> **Exercise aim**:
In the listing below, locate the lines bearing the word "JSON". Copy every one of them.

> **Entries with figure data**:
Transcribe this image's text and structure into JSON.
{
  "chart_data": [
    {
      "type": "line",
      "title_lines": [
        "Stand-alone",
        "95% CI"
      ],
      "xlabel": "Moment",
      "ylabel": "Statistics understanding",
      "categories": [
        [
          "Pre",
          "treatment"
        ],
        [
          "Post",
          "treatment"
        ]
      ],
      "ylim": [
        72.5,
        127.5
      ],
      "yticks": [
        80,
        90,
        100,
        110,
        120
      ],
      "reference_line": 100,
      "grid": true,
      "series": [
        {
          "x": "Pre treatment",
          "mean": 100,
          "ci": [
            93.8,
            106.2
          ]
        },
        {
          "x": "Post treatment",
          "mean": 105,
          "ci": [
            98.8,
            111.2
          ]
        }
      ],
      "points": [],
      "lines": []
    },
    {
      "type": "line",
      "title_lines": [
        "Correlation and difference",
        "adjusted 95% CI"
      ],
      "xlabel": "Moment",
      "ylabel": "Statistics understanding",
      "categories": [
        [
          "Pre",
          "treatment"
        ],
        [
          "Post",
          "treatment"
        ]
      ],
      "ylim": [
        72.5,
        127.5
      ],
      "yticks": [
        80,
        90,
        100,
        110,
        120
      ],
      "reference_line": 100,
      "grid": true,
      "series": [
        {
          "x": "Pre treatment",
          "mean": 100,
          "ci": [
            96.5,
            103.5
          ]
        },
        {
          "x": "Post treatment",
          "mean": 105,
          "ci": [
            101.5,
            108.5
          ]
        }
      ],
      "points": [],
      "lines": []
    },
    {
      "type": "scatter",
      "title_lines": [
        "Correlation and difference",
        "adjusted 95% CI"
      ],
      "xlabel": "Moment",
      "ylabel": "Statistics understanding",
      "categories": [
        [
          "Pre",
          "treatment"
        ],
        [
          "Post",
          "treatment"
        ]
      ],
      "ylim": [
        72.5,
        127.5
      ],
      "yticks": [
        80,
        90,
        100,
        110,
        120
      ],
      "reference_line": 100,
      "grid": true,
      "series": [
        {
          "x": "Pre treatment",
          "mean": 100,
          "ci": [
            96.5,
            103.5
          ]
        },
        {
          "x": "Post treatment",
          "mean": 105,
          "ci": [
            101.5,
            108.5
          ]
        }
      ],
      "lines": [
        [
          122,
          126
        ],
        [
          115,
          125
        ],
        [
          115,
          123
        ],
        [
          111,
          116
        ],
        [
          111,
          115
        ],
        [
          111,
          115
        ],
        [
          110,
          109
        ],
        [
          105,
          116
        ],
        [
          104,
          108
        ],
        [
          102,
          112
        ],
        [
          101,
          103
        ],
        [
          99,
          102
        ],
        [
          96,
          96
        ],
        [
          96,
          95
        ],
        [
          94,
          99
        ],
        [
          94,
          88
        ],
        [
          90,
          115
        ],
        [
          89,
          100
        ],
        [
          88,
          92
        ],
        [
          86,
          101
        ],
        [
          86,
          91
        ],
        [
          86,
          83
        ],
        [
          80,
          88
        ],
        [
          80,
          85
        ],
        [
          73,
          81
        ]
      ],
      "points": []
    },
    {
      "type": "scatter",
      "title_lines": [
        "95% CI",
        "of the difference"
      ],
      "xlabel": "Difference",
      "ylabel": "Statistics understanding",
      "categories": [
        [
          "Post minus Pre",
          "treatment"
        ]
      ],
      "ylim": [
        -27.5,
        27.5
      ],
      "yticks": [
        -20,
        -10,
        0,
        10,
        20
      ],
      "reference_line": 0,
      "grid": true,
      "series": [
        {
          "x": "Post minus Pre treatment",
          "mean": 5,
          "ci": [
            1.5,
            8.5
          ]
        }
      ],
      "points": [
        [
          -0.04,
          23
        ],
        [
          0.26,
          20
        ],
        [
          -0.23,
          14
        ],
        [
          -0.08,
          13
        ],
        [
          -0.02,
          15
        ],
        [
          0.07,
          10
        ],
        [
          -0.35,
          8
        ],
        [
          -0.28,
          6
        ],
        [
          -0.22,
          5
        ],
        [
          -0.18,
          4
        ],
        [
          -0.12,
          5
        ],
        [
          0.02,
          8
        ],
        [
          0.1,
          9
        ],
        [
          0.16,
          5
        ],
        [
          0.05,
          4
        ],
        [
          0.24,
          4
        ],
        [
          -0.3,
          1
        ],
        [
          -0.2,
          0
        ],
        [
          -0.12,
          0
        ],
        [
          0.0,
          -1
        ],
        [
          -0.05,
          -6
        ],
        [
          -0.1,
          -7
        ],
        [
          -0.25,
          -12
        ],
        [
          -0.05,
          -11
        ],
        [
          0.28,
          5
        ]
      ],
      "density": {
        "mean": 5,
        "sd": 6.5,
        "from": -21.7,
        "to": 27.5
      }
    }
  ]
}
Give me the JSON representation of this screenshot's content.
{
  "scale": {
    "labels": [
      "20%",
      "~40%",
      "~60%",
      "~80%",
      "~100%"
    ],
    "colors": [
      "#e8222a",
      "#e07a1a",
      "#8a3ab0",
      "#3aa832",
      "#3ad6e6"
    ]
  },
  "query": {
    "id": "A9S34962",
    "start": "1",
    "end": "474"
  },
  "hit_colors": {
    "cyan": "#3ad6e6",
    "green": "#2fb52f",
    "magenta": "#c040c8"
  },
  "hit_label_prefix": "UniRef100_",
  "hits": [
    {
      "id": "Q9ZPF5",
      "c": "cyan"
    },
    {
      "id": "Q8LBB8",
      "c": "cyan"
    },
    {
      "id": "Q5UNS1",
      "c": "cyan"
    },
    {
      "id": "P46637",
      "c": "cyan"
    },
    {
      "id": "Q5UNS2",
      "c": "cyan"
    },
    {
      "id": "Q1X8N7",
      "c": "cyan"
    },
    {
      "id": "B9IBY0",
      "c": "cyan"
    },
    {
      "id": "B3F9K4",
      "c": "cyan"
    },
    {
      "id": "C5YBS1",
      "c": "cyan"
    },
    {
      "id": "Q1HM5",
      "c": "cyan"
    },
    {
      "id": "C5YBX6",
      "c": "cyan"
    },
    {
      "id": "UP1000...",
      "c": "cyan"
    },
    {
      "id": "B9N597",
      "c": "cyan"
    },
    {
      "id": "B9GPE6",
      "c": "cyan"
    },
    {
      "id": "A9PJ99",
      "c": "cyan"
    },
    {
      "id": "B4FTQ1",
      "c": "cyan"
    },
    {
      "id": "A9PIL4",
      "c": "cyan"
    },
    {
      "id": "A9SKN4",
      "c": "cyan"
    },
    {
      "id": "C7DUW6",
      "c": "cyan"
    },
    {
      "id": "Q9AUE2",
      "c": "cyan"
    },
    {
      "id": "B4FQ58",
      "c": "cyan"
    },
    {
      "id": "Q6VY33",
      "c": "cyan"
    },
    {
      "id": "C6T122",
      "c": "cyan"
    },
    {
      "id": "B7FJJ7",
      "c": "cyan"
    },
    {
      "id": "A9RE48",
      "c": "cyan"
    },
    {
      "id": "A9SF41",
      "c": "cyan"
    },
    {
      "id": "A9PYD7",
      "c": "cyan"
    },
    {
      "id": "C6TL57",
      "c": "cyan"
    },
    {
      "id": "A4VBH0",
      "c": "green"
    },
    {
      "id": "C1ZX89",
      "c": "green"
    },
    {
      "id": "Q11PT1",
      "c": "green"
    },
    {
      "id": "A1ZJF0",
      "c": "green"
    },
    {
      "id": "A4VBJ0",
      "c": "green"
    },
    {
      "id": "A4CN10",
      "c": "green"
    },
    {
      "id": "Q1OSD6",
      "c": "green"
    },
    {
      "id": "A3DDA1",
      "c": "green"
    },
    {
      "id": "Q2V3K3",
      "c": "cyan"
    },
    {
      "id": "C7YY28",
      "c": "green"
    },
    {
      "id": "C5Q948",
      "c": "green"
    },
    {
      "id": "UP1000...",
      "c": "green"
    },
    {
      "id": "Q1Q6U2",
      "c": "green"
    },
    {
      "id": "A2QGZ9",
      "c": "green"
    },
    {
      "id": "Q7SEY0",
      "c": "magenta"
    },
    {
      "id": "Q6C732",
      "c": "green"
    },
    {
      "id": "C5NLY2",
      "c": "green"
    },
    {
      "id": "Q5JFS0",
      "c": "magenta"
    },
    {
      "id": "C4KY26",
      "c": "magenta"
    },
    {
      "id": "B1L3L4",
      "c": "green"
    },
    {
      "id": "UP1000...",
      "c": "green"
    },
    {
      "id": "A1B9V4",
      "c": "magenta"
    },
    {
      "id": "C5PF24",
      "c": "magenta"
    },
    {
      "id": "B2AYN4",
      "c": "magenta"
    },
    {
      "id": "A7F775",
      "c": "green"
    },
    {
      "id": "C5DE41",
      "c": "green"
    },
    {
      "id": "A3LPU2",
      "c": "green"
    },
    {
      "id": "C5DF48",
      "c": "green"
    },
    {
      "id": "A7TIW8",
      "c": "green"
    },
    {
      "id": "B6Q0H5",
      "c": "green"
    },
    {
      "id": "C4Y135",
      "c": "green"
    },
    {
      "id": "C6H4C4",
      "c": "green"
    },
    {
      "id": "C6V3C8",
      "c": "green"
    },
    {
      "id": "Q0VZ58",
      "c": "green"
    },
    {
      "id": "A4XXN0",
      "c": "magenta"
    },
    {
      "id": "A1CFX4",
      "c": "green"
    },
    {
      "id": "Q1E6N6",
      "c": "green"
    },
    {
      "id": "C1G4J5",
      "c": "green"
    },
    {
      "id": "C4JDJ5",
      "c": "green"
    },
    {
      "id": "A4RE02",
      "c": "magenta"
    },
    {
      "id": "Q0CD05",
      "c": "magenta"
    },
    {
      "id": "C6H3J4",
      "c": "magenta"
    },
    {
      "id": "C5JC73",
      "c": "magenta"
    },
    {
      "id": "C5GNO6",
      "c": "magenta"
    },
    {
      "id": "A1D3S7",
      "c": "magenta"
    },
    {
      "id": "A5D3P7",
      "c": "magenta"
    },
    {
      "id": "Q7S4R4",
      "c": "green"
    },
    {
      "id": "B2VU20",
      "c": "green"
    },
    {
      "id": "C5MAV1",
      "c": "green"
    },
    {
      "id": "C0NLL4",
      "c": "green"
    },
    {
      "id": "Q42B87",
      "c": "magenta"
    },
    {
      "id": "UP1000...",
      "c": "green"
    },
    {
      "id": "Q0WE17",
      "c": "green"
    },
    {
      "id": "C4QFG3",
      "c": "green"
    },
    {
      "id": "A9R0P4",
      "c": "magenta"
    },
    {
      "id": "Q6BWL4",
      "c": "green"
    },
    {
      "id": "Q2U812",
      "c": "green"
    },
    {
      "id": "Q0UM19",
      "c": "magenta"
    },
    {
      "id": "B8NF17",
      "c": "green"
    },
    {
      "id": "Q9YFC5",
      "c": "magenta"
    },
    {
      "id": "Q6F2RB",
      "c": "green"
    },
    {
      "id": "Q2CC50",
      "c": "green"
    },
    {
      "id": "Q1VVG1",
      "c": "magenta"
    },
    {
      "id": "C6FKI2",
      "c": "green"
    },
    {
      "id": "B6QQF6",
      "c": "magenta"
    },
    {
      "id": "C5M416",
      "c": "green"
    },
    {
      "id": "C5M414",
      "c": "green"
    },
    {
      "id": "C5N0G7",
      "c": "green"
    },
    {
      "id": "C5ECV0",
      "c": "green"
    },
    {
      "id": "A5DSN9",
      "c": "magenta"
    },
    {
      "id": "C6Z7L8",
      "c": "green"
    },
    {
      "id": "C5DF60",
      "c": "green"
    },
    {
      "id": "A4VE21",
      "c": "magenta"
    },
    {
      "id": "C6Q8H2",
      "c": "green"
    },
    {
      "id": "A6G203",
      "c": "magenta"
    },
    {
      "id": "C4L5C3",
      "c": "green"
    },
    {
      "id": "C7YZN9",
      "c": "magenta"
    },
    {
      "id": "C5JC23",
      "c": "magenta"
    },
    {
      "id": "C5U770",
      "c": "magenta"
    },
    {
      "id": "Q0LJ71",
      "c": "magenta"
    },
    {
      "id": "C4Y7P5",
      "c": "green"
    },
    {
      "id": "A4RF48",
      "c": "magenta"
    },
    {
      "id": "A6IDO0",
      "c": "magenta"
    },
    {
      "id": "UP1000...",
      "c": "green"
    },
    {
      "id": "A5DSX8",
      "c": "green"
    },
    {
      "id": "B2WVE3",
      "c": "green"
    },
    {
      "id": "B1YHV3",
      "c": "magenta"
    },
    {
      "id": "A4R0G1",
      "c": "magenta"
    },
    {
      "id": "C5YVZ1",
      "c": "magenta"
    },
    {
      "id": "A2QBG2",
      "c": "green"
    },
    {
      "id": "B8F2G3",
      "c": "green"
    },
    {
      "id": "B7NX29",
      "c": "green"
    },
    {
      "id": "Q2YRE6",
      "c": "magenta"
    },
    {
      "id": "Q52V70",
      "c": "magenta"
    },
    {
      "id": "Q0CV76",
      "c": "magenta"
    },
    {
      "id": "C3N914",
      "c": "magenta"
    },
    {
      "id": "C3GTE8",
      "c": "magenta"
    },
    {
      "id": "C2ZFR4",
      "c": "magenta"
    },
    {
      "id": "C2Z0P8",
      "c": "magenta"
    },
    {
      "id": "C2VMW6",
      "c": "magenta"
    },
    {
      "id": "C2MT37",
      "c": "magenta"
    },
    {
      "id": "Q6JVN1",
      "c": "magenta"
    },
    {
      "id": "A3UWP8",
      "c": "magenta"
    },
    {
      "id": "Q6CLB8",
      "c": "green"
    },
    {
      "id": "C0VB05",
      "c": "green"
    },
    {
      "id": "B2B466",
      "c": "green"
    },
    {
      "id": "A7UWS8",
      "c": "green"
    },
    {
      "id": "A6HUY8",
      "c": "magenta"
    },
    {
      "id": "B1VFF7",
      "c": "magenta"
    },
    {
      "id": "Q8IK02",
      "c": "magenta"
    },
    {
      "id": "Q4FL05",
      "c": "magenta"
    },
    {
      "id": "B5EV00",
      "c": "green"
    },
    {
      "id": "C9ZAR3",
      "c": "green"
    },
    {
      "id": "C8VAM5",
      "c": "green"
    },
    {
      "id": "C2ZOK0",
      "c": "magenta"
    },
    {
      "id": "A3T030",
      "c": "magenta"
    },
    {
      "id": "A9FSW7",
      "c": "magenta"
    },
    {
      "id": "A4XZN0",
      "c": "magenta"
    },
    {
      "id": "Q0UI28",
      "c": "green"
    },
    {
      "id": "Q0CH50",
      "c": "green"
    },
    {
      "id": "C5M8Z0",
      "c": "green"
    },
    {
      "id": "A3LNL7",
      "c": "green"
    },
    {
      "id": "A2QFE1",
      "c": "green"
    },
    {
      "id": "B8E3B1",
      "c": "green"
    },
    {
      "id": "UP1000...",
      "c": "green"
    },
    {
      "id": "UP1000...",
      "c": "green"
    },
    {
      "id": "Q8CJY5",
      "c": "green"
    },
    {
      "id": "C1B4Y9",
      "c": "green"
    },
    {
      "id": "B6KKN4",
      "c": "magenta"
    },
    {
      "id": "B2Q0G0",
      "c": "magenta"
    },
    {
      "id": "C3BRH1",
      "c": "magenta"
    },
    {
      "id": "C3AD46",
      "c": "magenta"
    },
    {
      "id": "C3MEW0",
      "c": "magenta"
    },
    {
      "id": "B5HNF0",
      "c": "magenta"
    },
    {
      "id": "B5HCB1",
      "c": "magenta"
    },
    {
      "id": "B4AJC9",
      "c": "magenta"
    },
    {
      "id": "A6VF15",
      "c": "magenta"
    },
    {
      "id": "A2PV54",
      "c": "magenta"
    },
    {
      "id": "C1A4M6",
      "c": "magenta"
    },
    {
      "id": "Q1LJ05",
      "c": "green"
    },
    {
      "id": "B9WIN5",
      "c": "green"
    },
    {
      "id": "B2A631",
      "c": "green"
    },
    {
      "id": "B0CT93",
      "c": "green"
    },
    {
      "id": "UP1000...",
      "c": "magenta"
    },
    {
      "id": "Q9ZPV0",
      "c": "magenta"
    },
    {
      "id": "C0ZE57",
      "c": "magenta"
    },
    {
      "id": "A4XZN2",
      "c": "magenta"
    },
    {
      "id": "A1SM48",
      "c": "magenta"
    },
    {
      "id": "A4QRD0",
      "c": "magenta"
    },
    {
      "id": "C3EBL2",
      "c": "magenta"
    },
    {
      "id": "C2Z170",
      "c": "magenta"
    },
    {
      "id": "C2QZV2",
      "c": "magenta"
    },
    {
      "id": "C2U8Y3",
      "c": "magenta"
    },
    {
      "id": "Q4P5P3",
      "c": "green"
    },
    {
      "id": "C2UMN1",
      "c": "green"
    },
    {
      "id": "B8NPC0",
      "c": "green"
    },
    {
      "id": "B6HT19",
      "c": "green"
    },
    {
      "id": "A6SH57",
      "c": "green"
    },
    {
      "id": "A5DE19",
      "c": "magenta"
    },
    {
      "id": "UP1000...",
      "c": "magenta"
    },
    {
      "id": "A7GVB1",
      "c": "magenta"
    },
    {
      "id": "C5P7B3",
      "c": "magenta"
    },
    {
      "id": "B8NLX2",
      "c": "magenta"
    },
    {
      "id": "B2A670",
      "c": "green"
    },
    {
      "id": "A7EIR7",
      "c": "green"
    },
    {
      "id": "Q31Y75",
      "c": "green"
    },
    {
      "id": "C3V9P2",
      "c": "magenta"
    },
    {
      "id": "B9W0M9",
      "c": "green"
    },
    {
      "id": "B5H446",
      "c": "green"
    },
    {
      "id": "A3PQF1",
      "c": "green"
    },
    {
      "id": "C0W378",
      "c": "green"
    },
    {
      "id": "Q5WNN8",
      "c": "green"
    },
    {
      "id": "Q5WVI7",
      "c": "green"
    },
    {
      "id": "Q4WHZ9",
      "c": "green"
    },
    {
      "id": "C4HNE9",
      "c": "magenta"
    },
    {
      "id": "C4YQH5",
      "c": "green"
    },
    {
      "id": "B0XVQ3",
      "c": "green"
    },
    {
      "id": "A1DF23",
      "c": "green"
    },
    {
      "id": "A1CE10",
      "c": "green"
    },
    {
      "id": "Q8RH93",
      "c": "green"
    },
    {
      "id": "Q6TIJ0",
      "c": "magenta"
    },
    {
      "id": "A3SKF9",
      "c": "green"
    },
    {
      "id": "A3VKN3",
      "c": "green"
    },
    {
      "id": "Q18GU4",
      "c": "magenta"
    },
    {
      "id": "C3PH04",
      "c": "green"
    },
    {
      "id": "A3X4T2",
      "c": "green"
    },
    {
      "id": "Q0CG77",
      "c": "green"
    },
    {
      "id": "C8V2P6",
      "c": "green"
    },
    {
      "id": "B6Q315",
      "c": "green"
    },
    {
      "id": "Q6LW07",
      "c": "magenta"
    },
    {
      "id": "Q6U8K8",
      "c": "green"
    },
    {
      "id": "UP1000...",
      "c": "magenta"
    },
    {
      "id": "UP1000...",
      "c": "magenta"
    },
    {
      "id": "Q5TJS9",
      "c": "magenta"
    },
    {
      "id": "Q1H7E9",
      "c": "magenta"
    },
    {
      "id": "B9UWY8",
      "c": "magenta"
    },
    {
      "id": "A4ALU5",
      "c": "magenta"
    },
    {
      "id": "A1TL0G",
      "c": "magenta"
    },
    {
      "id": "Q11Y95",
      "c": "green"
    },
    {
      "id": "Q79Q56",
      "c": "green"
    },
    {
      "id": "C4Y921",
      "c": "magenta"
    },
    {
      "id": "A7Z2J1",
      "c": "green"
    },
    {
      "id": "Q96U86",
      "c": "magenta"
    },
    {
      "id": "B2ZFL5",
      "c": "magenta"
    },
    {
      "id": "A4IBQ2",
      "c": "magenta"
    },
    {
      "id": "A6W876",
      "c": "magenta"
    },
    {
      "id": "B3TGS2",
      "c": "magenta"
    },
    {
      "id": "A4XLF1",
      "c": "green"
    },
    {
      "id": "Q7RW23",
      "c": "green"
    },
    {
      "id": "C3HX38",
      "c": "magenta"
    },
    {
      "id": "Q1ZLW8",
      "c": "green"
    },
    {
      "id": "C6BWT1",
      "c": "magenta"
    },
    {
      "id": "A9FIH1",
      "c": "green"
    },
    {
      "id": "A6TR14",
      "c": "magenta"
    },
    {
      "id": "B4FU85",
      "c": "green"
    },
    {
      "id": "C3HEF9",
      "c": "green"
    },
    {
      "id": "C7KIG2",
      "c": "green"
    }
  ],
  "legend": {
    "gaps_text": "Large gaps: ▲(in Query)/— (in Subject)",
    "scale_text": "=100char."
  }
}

> **Response to the exercise**:
Transcribe this image's text and structure into JSON.
Give me the JSON representation of this screenshot's content.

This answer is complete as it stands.